Problem requirements
Copy out every line of the data exactly.

Records

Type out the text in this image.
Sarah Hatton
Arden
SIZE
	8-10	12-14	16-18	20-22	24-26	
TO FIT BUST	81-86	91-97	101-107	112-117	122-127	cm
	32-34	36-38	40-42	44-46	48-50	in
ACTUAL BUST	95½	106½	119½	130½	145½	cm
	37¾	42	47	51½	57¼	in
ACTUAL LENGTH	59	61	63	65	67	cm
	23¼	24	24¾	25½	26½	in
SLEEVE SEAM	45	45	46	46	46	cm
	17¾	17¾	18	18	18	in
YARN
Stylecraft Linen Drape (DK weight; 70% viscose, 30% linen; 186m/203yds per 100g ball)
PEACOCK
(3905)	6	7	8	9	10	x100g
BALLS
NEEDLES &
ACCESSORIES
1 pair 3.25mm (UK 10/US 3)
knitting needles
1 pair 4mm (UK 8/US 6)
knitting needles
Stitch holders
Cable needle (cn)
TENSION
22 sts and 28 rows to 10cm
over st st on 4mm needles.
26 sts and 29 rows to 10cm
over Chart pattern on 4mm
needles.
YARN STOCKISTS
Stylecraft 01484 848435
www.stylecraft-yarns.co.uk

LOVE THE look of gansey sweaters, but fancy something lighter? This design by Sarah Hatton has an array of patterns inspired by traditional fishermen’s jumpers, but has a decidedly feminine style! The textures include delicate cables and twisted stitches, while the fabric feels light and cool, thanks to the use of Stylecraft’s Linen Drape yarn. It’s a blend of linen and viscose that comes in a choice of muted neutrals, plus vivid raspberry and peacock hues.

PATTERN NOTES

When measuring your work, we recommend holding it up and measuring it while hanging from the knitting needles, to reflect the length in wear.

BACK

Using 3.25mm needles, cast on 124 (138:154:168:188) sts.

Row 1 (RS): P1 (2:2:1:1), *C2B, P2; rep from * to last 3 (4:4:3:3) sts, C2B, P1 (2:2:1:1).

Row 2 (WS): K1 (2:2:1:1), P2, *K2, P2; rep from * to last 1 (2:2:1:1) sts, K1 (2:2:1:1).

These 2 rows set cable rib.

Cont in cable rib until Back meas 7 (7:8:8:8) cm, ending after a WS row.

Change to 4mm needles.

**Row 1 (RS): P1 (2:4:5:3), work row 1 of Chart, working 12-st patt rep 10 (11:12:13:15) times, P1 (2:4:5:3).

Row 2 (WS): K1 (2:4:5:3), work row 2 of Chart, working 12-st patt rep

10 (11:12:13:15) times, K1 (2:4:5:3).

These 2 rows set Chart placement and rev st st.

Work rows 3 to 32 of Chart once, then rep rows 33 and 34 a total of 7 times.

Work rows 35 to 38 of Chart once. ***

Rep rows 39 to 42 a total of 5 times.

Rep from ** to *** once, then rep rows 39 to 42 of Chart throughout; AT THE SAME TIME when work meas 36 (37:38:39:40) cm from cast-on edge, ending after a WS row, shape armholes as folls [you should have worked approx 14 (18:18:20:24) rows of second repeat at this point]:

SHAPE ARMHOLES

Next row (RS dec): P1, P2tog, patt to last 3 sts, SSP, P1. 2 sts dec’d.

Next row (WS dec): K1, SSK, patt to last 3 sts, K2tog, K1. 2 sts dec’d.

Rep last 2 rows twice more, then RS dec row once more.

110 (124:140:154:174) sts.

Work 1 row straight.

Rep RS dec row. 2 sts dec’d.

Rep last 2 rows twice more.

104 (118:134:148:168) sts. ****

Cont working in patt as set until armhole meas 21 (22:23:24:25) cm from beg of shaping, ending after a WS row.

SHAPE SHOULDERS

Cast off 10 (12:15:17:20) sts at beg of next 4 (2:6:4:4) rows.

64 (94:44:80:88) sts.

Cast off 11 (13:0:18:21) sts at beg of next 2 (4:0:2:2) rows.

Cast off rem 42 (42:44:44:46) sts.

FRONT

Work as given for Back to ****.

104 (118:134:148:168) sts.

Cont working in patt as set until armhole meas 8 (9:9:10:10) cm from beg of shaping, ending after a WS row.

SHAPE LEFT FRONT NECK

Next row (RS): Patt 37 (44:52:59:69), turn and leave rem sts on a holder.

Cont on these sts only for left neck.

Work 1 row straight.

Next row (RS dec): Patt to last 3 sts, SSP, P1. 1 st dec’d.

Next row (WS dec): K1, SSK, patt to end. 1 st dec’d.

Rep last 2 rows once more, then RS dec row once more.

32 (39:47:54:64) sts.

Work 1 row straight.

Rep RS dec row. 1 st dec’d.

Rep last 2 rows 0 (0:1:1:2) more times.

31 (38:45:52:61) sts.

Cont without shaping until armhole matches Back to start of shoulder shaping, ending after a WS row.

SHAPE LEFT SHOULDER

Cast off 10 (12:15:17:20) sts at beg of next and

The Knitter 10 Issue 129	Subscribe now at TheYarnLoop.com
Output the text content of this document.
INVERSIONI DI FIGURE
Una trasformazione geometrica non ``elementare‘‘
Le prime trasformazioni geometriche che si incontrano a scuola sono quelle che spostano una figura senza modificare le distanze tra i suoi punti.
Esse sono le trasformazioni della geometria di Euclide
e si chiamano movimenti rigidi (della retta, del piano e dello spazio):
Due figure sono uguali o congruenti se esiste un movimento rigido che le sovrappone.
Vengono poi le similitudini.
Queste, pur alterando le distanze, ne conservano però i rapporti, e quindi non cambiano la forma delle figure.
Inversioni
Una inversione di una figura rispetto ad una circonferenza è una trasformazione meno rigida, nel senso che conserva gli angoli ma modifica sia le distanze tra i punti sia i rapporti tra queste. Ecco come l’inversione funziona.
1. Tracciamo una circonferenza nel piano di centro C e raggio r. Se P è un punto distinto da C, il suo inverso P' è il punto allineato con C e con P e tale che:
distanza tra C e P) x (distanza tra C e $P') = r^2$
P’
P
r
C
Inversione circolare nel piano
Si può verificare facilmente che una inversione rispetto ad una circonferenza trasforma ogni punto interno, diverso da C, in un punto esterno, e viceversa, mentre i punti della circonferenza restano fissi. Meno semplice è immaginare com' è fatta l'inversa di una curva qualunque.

Solution below
Type out the text in this image.
Sarah Hatton
Arden
SIZE
	8-10	12-14	16-18	20-22	24-26	
TO FIT BUST	81-86	91-97	101-107	112-117	122-127	cm
	32-34	36-38	40-42	44-46	48-50	in
ACTUAL BUST	95½	106½	119½	130½	145½	cm
	37¾	42	47	51½	57¼	in
ACTUAL LENGTH	59	61	63	65	67	cm
	23¼	24	24¾	25½	26½	in
SLEEVE SEAM	45	45	46	46	46	cm
	17¾	17¾	18	18	18	in
YARN
Stylecraft Linen Drape (DK weight; 70% viscose, 30% linen; 186m/203yds per 100g ball)
PEACOCK
(3905)	6	7	8	9	10	x100g
BALLS
NEEDLES &
ACCESSORIES
1 pair 3.25mm (UK 10/US 3)
knitting needles
1 pair 4mm (UK 8/US 6)
knitting needles
Stitch holders
Cable needle (cn)
TENSION
22 sts and 28 rows to 10cm
over st st on 4mm needles.
26 sts and 29 rows to 10cm
over Chart pattern on 4mm
needles.
YARN STOCKISTS
Stylecraft 01484 848435
www.stylecraft-yarns.co.uk

LOVE THE look of gansey sweaters, but fancy something lighter? This design by Sarah Hatton has an array of patterns inspired by traditional fishermen’s jumpers, but has a decidedly feminine style! The textures include delicate cables and twisted stitches, while the fabric feels light and cool, thanks to the use of Stylecraft’s Linen Drape yarn. It’s a blend of linen and viscose that comes in a choice of muted neutrals, plus vivid raspberry and peacock hues.

PATTERN NOTES

When measuring your work, we recommend holding it up and measuring it while hanging from the knitting needles, to reflect the length in wear.

BACK

Using 3.25mm needles, cast on 124 (138:154:168:188) sts.

Row 1 (RS): P1 (2:2:1:1), *C2B, P2; rep from * to last 3 (4:4:3:3) sts, C2B, P1 (2:2:1:1).

Row 2 (WS): K1 (2:2:1:1), P2, *K2, P2; rep from * to last 1 (2:2:1:1) sts, K1 (2:2:1:1).

These 2 rows set cable rib.

Cont in cable rib until Back meas 7 (7:8:8:8) cm, ending after a WS row.

Change to 4mm needles.

**Row 1 (RS): P1 (2:4:5:3), work row 1 of Chart, working 12-st patt rep 10 (11:12:13:15) times, P1 (2:4:5:3).

Row 2 (WS): K1 (2:4:5:3), work row 2 of Chart, working 12-st patt rep

10 (11:12:13:15) times, K1 (2:4:5:3).

These 2 rows set Chart placement and rev st st.

Work rows 3 to 32 of Chart once, then rep rows 33 and 34 a total of 7 times.

Work rows 35 to 38 of Chart once. ***

Rep rows 39 to 42 a total of 5 times.

Rep from ** to *** once, then rep rows 39 to 42 of Chart throughout; AT THE SAME TIME when work meas 36 (37:38:39:40) cm from cast-on edge, ending after a WS row, shape armholes as folls [you should have worked approx 14 (18:18:20:24) rows of second repeat at this point]:

SHAPE ARMHOLES

Next row (RS dec): P1, P2tog, patt to last 3 sts, SSP, P1. 2 sts dec’d.

Next row (WS dec): K1, SSK, patt to last 3 sts, K2tog, K1. 2 sts dec’d.

Rep last 2 rows twice more, then RS dec row once more.

110 (124:140:154:174) sts.

Work 1 row straight.

Rep RS dec row. 2 sts dec’d.

Rep last 2 rows twice more.

104 (118:134:148:168) sts. ****

Cont working in patt as set until armhole meas 21 (22:23:24:25) cm from beg of shaping, ending after a WS row.

SHAPE SHOULDERS

Cast off 10 (12:15:17:20) sts at beg of next 4 (2:6:4:4) rows.

64 (94:44:80:88) sts.

Cast off 11 (13:0:18:21) sts at beg of next 2 (4:0:2:2) rows.

Cast off rem 42 (42:44:44:46) sts.

FRONT

Work as given for Back to ****.

104 (118:134:148:168) sts.

Cont working in patt as set until armhole meas 8 (9:9:10:10) cm from beg of shaping, ending after a WS row.

SHAPE LEFT FRONT NECK

Next row (RS): Patt 37 (44:52:59:69), turn and leave rem sts on a holder.

Cont on these sts only for left neck.

Work 1 row straight.

Next row (RS dec): Patt to last 3 sts, SSP, P1. 1 st dec’d.

Next row (WS dec): K1, SSK, patt to end. 1 st dec’d.

Rep last 2 rows once more, then RS dec row once more.

32 (39:47:54:64) sts.

Work 1 row straight.

Rep RS dec row. 1 st dec’d.

Rep last 2 rows 0 (0:1:1:2) more times.

31 (38:45:52:61) sts.

Cont without shaping until armhole matches Back to start of shoulder shaping, ending after a WS row.

SHAPE LEFT SHOULDER

Cast off 10 (12:15:17:20) sts at beg of next and

The Knitter 10 Issue 129	Subscribe now at TheYarnLoop.com
Output the text content of this document.
INVERSIONI DI FIGURE
Una trasformazione geometrica non ``elementare‘‘
Le prime trasformazioni geometriche che si incontrano a scuola sono quelle che spostano una figura senza modificare le distanze tra i suoi punti.
Esse sono le trasformazioni della geometria di Euclide
e si chiamano movimenti rigidi (della retta, del piano e dello spazio):
Due figure sono uguali o congruenti se esiste un movimento rigido che le sovrappone.
Vengono poi le similitudini.
Queste, pur alterando le distanze, ne conservano però i rapporti, e quindi non cambiano la forma delle figure.
Inversioni
Una inversione di una figura rispetto ad una circonferenza è una trasformazione meno rigida, nel senso che conserva gli angoli ma modifica sia le distanze tra i punti sia i rapporti tra queste. Ecco come l’inversione funziona.
1. Tracciamo una circonferenza nel piano di centro C e raggio r. Se P è un punto distinto da C, il suo inverso P' è il punto allineato con C e con P e tale che:
distanza tra C e P) x (distanza tra C e $P') = r^2$
P’
P
r
C
Inversione circolare nel piano
Si può verificare facilmente che una inversione rispetto ad una circonferenza trasforma ogni punto interno, diverso da C, in un punto esterno, e viceversa, mentre i punti della circonferenza restano fissi. Meno semplice è immaginare com' è fatta l'inversa di una curva qualunque.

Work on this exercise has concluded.